PROBLEM STATEMENT:
Reproduce the listing that follows with no differences at all.
--- BEGIN ---
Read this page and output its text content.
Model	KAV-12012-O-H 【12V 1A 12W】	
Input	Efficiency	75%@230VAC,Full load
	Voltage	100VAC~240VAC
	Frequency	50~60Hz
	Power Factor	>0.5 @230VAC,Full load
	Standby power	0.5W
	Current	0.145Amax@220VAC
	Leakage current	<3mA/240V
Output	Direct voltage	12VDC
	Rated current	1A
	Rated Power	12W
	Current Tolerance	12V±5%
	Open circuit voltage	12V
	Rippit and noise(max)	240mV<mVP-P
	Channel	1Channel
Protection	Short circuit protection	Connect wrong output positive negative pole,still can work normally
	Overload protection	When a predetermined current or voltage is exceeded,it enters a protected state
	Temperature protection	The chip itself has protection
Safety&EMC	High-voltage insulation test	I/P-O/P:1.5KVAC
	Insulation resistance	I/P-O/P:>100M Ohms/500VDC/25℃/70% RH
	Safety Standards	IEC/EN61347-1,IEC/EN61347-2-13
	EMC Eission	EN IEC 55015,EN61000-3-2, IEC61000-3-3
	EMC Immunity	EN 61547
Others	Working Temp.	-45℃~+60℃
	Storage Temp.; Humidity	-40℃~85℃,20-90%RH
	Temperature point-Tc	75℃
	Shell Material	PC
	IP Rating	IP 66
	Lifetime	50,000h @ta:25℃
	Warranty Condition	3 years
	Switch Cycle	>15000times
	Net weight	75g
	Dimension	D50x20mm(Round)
--- END ---
PROBLEM SOLUTION:
Read this page and output its text content.
Model	KAV-12012-O-H 【12V 1A 12W】	
Input	Efficiency	75%@230VAC,Full load
	Voltage	100VAC~240VAC
	Frequency	50~60Hz
	Power Factor	>0.5 @230VAC,Full load
	Standby power	0.5W
	Current	0.145Amax@220VAC
	Leakage current	<3mA/240V
Output	Direct voltage	12VDC
	Rated current	1A
	Rated Power	12W
	Current Tolerance	12V±5%
	Open circuit voltage	12V
	Rippit and noise(max)	240mV<mVP-P
	Channel	1Channel
Protection	Short circuit protection	Connect wrong output positive negative pole,still can work normally
	Overload protection	When a predetermined current or voltage is exceeded,it enters a protected state
	Temperature protection	The chip itself has protection
Safety&EMC	High-voltage insulation test	I/P-O/P:1.5KVAC
	Insulation resistance	I/P-O/P:>100M Ohms/500VDC/25℃/70% RH
	Safety Standards	IEC/EN61347-1,IEC/EN61347-2-13
	EMC Eission	EN IEC 55015,EN61000-3-2, IEC61000-3-3
	EMC Immunity	EN 61547
Others	Working Temp.	-45℃~+60℃
	Storage Temp.; Humidity	-40℃~85℃,20-90%RH
	Temperature point-Tc	75℃
	Shell Material	PC
	IP Rating	IP 66
	Lifetime	50,000h @ta:25℃
	Warranty Condition	3 years
	Switch Cycle	>15000times
	Net weight	75g
	Dimension	D50x20mm(Round)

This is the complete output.